**Page extract:**

=-=-=

Playoffs: Defeated New York Rangers 4-1 in Eastern quarterfinals, lost to Tampa Bay 4-0 in Eastern semifinals

The Capitals’ recent history has been dominated by a common theme: great regular seasons deleted by playoff disappointments. To some, those postseason failures erase all of the good things that happened in those 82 games. Fair or not, casual fans will paste the “choker” label on this team until they win a Stanley Cup.

Even after coach Bruce Boudreau changed the game plan from all-out offense to a more traditional (read: conservative and boring) approach, the team still flopped in the big time after posting the top record in the Eastern Conference. This season won’t be the final straw for Alex Ovechkin and a few others, but it’s a make-or-break campaign for Boudreau, Mike Green and much of the team’s familiar faces.

Offense

The Capitals’ 224 regular-season goals was the second-lowest total of all Eastern playoff teams – only Montreal found the back of the net less frequently (216 goals).

While Washington might not be as high-flying as its once was, expect the top guns to soar again. Both Ovechkin and Nicklas Backstrom should bounce back after suffering from career-low shooting percentages. Alexander Semin must realize that this could be his last shot to stay in Washington (and he is only signed through the season, which should add more incentive for a strong campaign).

Along with likely bounce-back seasons for incumbent stars, the Capitals’ future should look different after GM George McPhee added a few helpings of elbow grease. Troy Brouwer and Joel Ward are two wingers who play physical styles, adding grit to their upper ranks along with returning garbage goal specialist Mike Knuble and two-way center Brooks Laich. Jeff Halpern is a blast from the past who might work out nicely if he can stay healthy.

Jason Arnott might have been a voice of reason, but the team probably won’t miss him, eternal injury-list member Marco Sturm, Eric Fehr and other departed forwards all that much.

Defense

The defense is an interesting mix of players whose strengths could surprise some.

Green should be a bigger factor after an injury-plagued second half last season. Health is a big hurdle for Dennis Wideman, who’s essentially a less potent (but more physical) version of Green. Those two offensive defensemen are complemented by the up-and-coming shutdown pair of youngsters in Karl Alzner and John Carlson.

=-=-=

**Dataset section:**
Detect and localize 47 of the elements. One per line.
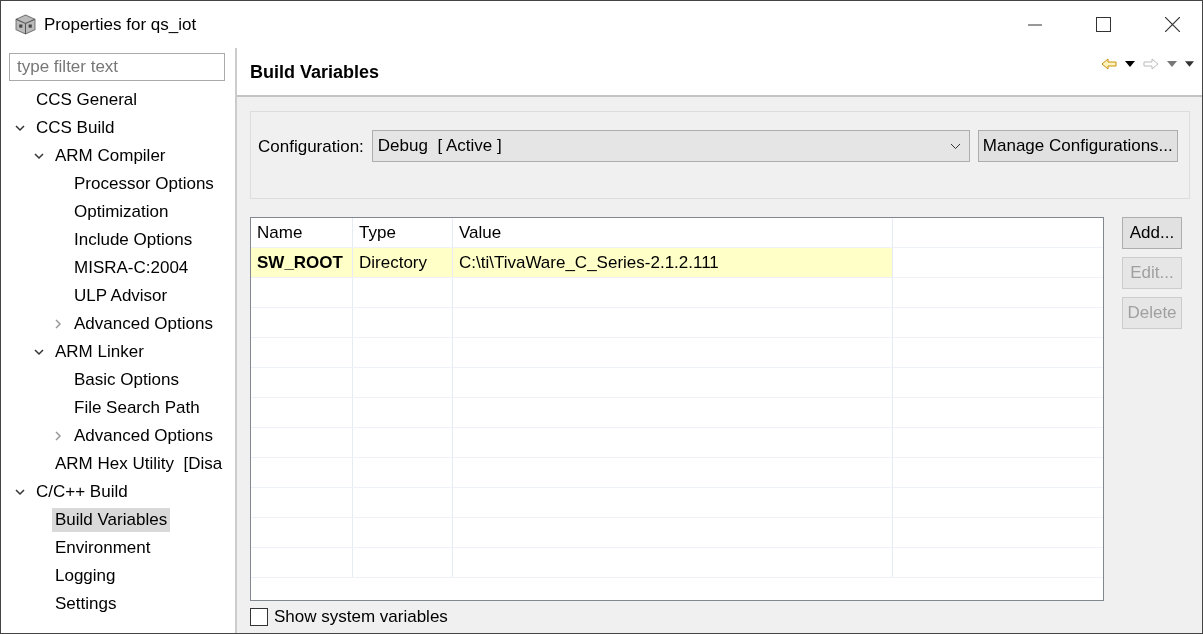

=-=-=

**Exercise requirements:**
Check each statement below against the Capitals preview. Answer yes or no, quoting the words of the preview that settle it.
1. Montreal scored fewer regular-season goals than the Capitals.
2. Alexander Semin is signed with Washington for several more seasons.
3. Karl Alzner and John Carlson are called offensive defensemen.

**Complete answer:**
1. Yes: "only Montreal found the back of the net less frequently (216 goals)."
2. No: "he is only signed through the season."
3. No: "the up-and-coming shutdown pair of youngsters in Karl Alzner and John Carlson."